— START OF Available data —
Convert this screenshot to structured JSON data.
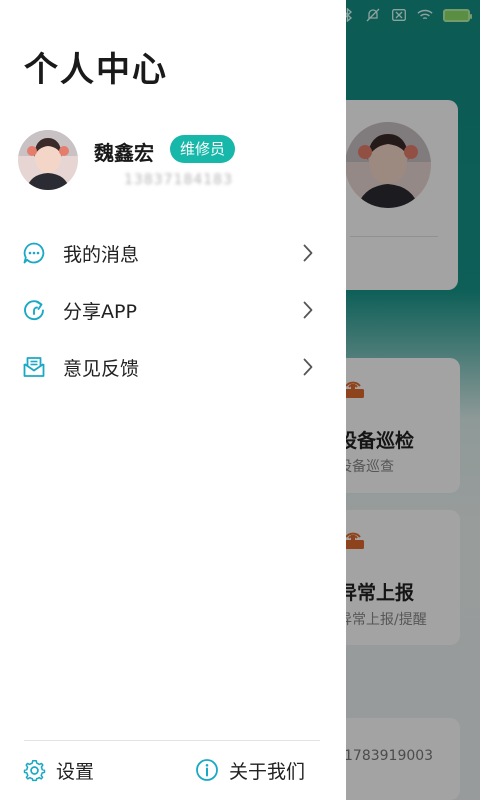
{
  "colors": {
    "accent": "#17b8a9",
    "icon_teal": "#1aa9c5",
    "bg_teal": "#138f84",
    "tile_orange": "#e06a2c",
    "drawer_bg": "#ffffff"
  },
  "drawer": {
    "title": "个人中心",
    "user": {
      "name": "魏鑫宏",
      "role": "维修员",
      "phone_masked": "13837184183"
    },
    "menu": [
      {
        "icon": "message-icon",
        "label": "我的消息"
      },
      {
        "icon": "share-icon",
        "label": "分享APP"
      },
      {
        "icon": "feedback-icon",
        "label": "意见反馈"
      }
    ],
    "footer": {
      "settings": {
        "icon": "gear-icon",
        "label": "设置"
      },
      "about": {
        "icon": "info-icon",
        "label": "关于我们"
      }
    }
  },
  "background": {
    "tiles": [
      {
        "icon": "router-icon",
        "title": "设备巡检",
        "subtitle": "设备巡查"
      },
      {
        "icon": "router-icon",
        "title": "异常上报",
        "subtitle": "异常上报/提醒"
      }
    ],
    "phone_fragment": "1783919003"
  }
}
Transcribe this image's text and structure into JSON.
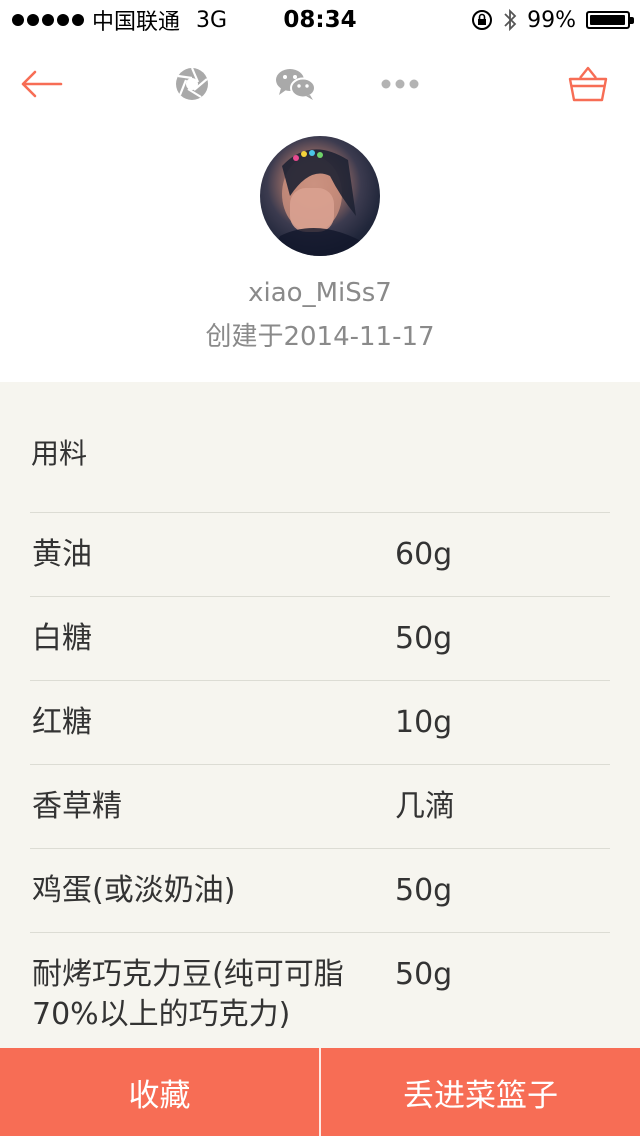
{
  "status_bar": {
    "carrier": "中国联通",
    "network": "3G",
    "time": "08:34",
    "battery": "99%",
    "battery_level": 0.99
  },
  "nav": {
    "back_icon": "arrow-left-icon",
    "icons": [
      "aperture-icon",
      "wechat-icon",
      "more-icon",
      "basket-icon"
    ],
    "accent_color": "#f76d55",
    "icon_gray": "#a9a9a9"
  },
  "profile": {
    "username": "xiao_MiSs7",
    "created": "创建于2014-11-17"
  },
  "ingredients": {
    "title": "用料",
    "items": [
      {
        "name": "黄油",
        "amount": "60g"
      },
      {
        "name": "白糖",
        "amount": "50g"
      },
      {
        "name": "红糖",
        "amount": "10g"
      },
      {
        "name": "香草精",
        "amount": "几滴"
      },
      {
        "name": "鸡蛋(或淡奶油)",
        "amount": "50g"
      },
      {
        "name": "耐烤巧克力豆(纯可可脂70%以上的巧克力)",
        "amount": "50g"
      }
    ]
  },
  "bottom_bar": {
    "favorite": "收藏",
    "add_to_basket": "丢进菜篮子",
    "color": "#f76d55"
  }
}
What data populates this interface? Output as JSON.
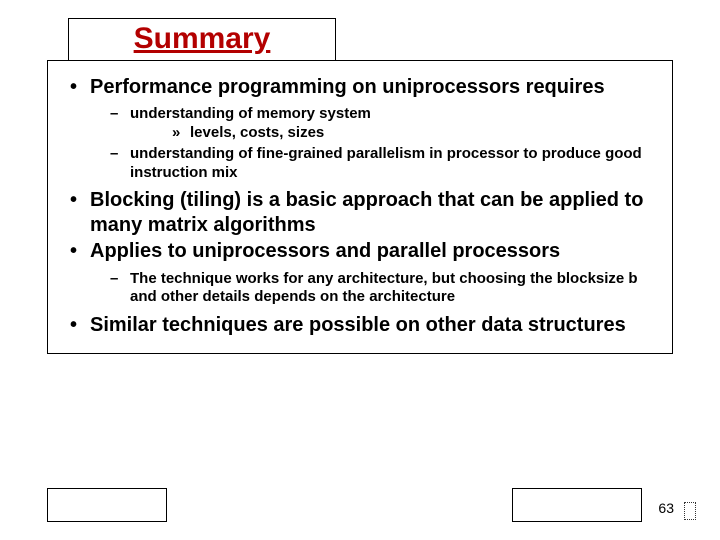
{
  "title": "Summary",
  "bullets": [
    {
      "text": "Performance programming on uniprocessors requires",
      "sub": [
        {
          "text": "understanding of memory system",
          "sub": [
            {
              "text": "levels, costs, sizes"
            }
          ]
        },
        {
          "text": "understanding of fine-grained parallelism in processor to produce good instruction mix"
        }
      ]
    },
    {
      "text": "Blocking (tiling) is a basic approach that can be applied to many matrix algorithms"
    },
    {
      "text": "Applies to uniprocessors and parallel processors",
      "sub": [
        {
          "text": "The technique works for any architecture, but choosing the blocksize b and other details depends on the architecture"
        }
      ]
    },
    {
      "text": "Similar techniques are possible on other data structures"
    }
  ],
  "page_number": "63"
}
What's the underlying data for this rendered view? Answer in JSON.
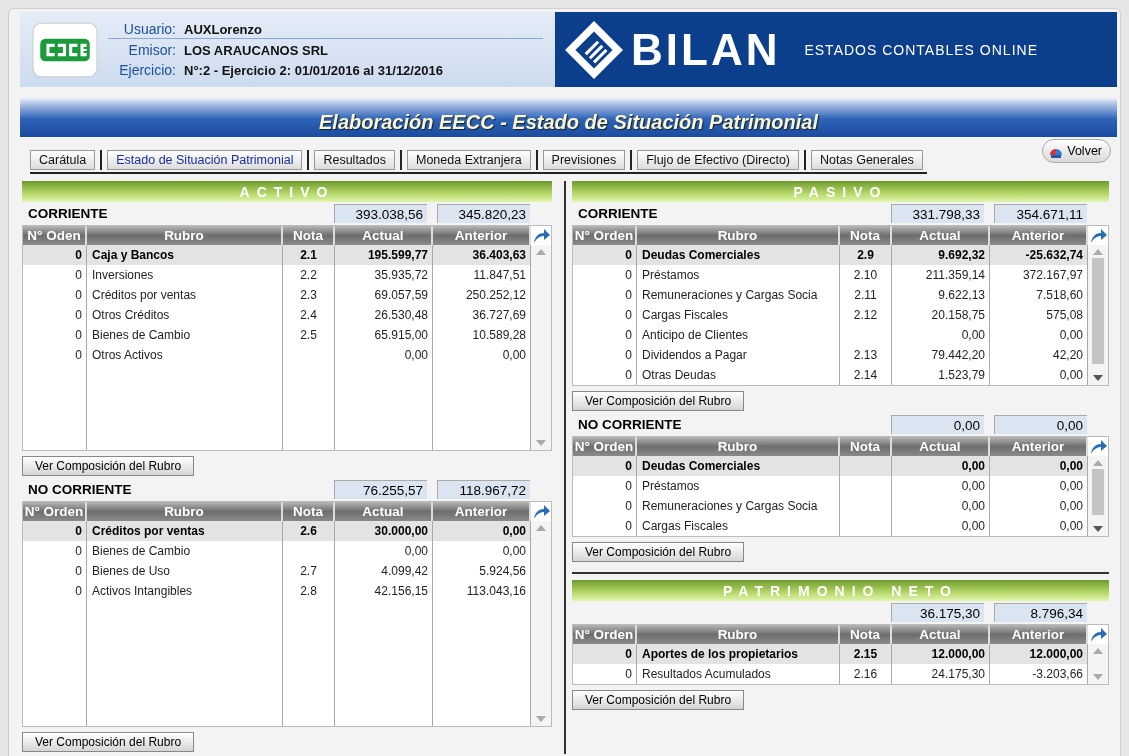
{
  "header": {
    "fields": [
      {
        "label": "Usuario:",
        "value": "AUXLorenzo"
      },
      {
        "label": "Emisor:",
        "value": "LOS ARAUCANOS SRL"
      },
      {
        "label": "Ejercicio:",
        "value": "N°:2 - Ejercicio 2: 01/01/2016 al 31/12/2016"
      }
    ],
    "brand": "BILAN",
    "tagline": "ESTADOS CONTABLES ONLINE"
  },
  "title": "Elaboración EECC - Estado de Situación Patrimonial",
  "back_button": "Volver",
  "tabs": [
    {
      "label": "Carátula",
      "selected": false
    },
    {
      "label": "Estado de Situación Patrimonial",
      "selected": true
    },
    {
      "label": "Resultados",
      "selected": false
    },
    {
      "label": "Moneda Extranjera",
      "selected": false
    },
    {
      "label": "Previsiones",
      "selected": false
    },
    {
      "label": "Flujo de Efectivo (Directo)",
      "selected": false
    },
    {
      "label": "Notas Generales",
      "selected": false
    }
  ],
  "columns": [
    {
      "sections": [
        {
          "title": "ACTIVO",
          "groups": [
            {
              "label": "CORRIENTE",
              "total_actual": "393.038,56",
              "total_anterior": "345.820,23",
              "scrollable": false,
              "columns": [
                "N° Oden",
                "Rubro",
                "Nota",
                "Actual",
                "Anterior"
              ],
              "button": "Ver Composición del Rubro",
              "rows": [
                {
                  "orden": "0",
                  "rubro": "Caja y Bancos",
                  "nota": "2.1",
                  "actual": "195.599,77",
                  "anterior": "36.403,63",
                  "selected": true
                },
                {
                  "orden": "0",
                  "rubro": "Inversiones",
                  "nota": "2.2",
                  "actual": "35.935,72",
                  "anterior": "11.847,51",
                  "selected": false
                },
                {
                  "orden": "0",
                  "rubro": "Créditos por ventas",
                  "nota": "2.3",
                  "actual": "69.057,59",
                  "anterior": "250.252,12",
                  "selected": false
                },
                {
                  "orden": "0",
                  "rubro": "Otros Créditos",
                  "nota": "2.4",
                  "actual": "26.530,48",
                  "anterior": "36.727,69",
                  "selected": false
                },
                {
                  "orden": "0",
                  "rubro": "Bienes de Cambio",
                  "nota": "2.5",
                  "actual": "65.915,00",
                  "anterior": "10.589,28",
                  "selected": false
                },
                {
                  "orden": "0",
                  "rubro": "Otros Activos",
                  "actual": "0,00",
                  "anterior": "0,00",
                  "selected": false
                }
              ]
            },
            {
              "label": "NO CORRIENTE",
              "total_actual": "76.255,57",
              "total_anterior": "118.967,72",
              "scrollable": false,
              "columns": [
                "N° Orden",
                "Rubro",
                "Nota",
                "Actual",
                "Anterior"
              ],
              "button": "Ver Composición del Rubro",
              "rows": [
                {
                  "orden": "0",
                  "rubro": "Créditos por ventas",
                  "nota": "2.6",
                  "actual": "30.000,00",
                  "anterior": "0,00",
                  "selected": true
                },
                {
                  "orden": "0",
                  "rubro": "Bienes de Cambio",
                  "actual": "0,00",
                  "anterior": "0,00",
                  "selected": false
                },
                {
                  "orden": "0",
                  "rubro": "Bienes de Uso",
                  "nota": "2.7",
                  "actual": "4.099,42",
                  "anterior": "5.924,56",
                  "selected": false
                },
                {
                  "orden": "0",
                  "rubro": "Activos Intangibles",
                  "nota": "2.8",
                  "actual": "42.156,15",
                  "anterior": "113.043,16",
                  "selected": false
                }
              ]
            }
          ]
        }
      ]
    },
    {
      "sections": [
        {
          "title": "PASIVO",
          "groups": [
            {
              "label": "CORRIENTE",
              "total_actual": "331.798,33",
              "total_anterior": "354.671,11",
              "scrollable": true,
              "columns": [
                "N° Orden",
                "Rubro",
                "Nota",
                "Actual",
                "Anterior"
              ],
              "button": "Ver Composición del Rubro",
              "rows": [
                {
                  "orden": "0",
                  "rubro": "Deudas Comerciales",
                  "nota": "2.9",
                  "actual": "9.692,32",
                  "anterior": "-25.632,74",
                  "selected": true
                },
                {
                  "orden": "0",
                  "rubro": "Préstamos",
                  "nota": "2.10",
                  "actual": "211.359,14",
                  "anterior": "372.167,97",
                  "selected": false
                },
                {
                  "orden": "0",
                  "rubro": "Remuneraciones y Cargas Socia",
                  "nota": "2.11",
                  "actual": "9.622,13",
                  "anterior": "7.518,60",
                  "selected": false
                },
                {
                  "orden": "0",
                  "rubro": "Cargas Fiscales",
                  "nota": "2.12",
                  "actual": "20.158,75",
                  "anterior": "575,08",
                  "selected": false
                },
                {
                  "orden": "0",
                  "rubro": "Anticipo de Clientes",
                  "actual": "0,00",
                  "anterior": "0,00",
                  "selected": false
                },
                {
                  "orden": "0",
                  "rubro": "Dividendos a Pagar",
                  "nota": "2.13",
                  "actual": "79.442,20",
                  "anterior": "42,20",
                  "selected": false
                },
                {
                  "orden": "0",
                  "rubro": "Otras Deudas",
                  "nota": "2.14",
                  "actual": "1.523,79",
                  "anterior": "0,00",
                  "selected": false
                }
              ]
            },
            {
              "label": "NO CORRIENTE",
              "total_actual": "0,00",
              "total_anterior": "0,00",
              "scrollable": true,
              "columns": [
                "N° Orden",
                "Rubro",
                "Nota",
                "Actual",
                "Anterior"
              ],
              "button": "Ver Composición del Rubro",
              "rows": [
                {
                  "orden": "0",
                  "rubro": "Deudas Comerciales",
                  "actual": "0,00",
                  "anterior": "0,00",
                  "selected": true
                },
                {
                  "orden": "0",
                  "rubro": "Préstamos",
                  "actual": "0,00",
                  "anterior": "0,00",
                  "selected": false
                },
                {
                  "orden": "0",
                  "rubro": "Remuneraciones y Cargas Socia",
                  "actual": "0,00",
                  "anterior": "0,00",
                  "selected": false
                },
                {
                  "orden": "0",
                  "rubro": "Cargas Fiscales",
                  "actual": "0,00",
                  "anterior": "0,00",
                  "selected": false
                }
              ]
            }
          ]
        },
        {
          "title": "PATRIMONIO NETO",
          "groups": [
            {
              "total_actual": "36.175,30",
              "total_anterior": "8.796,34",
              "scrollable": false,
              "columns": [
                "N° Orden",
                "Rubro",
                "Nota",
                "Actual",
                "Anterior"
              ],
              "button": "Ver Composición del Rubro",
              "rows": [
                {
                  "orden": "0",
                  "rubro": "Aportes de los propietarios",
                  "nota": "2.15",
                  "actual": "12.000,00",
                  "anterior": "12.000,00",
                  "selected": true
                },
                {
                  "orden": "0",
                  "rubro": "Resultados Acumulados",
                  "nota": "2.16",
                  "actual": "24.175,30",
                  "anterior": "-3.203,66",
                  "selected": false
                }
              ]
            }
          ]
        }
      ]
    }
  ]
}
— END OF Available data —
(What to work on) Among the entries above, how many lines hold the string "Ejercicio"? Give the number by itself.

(Result of this task) 2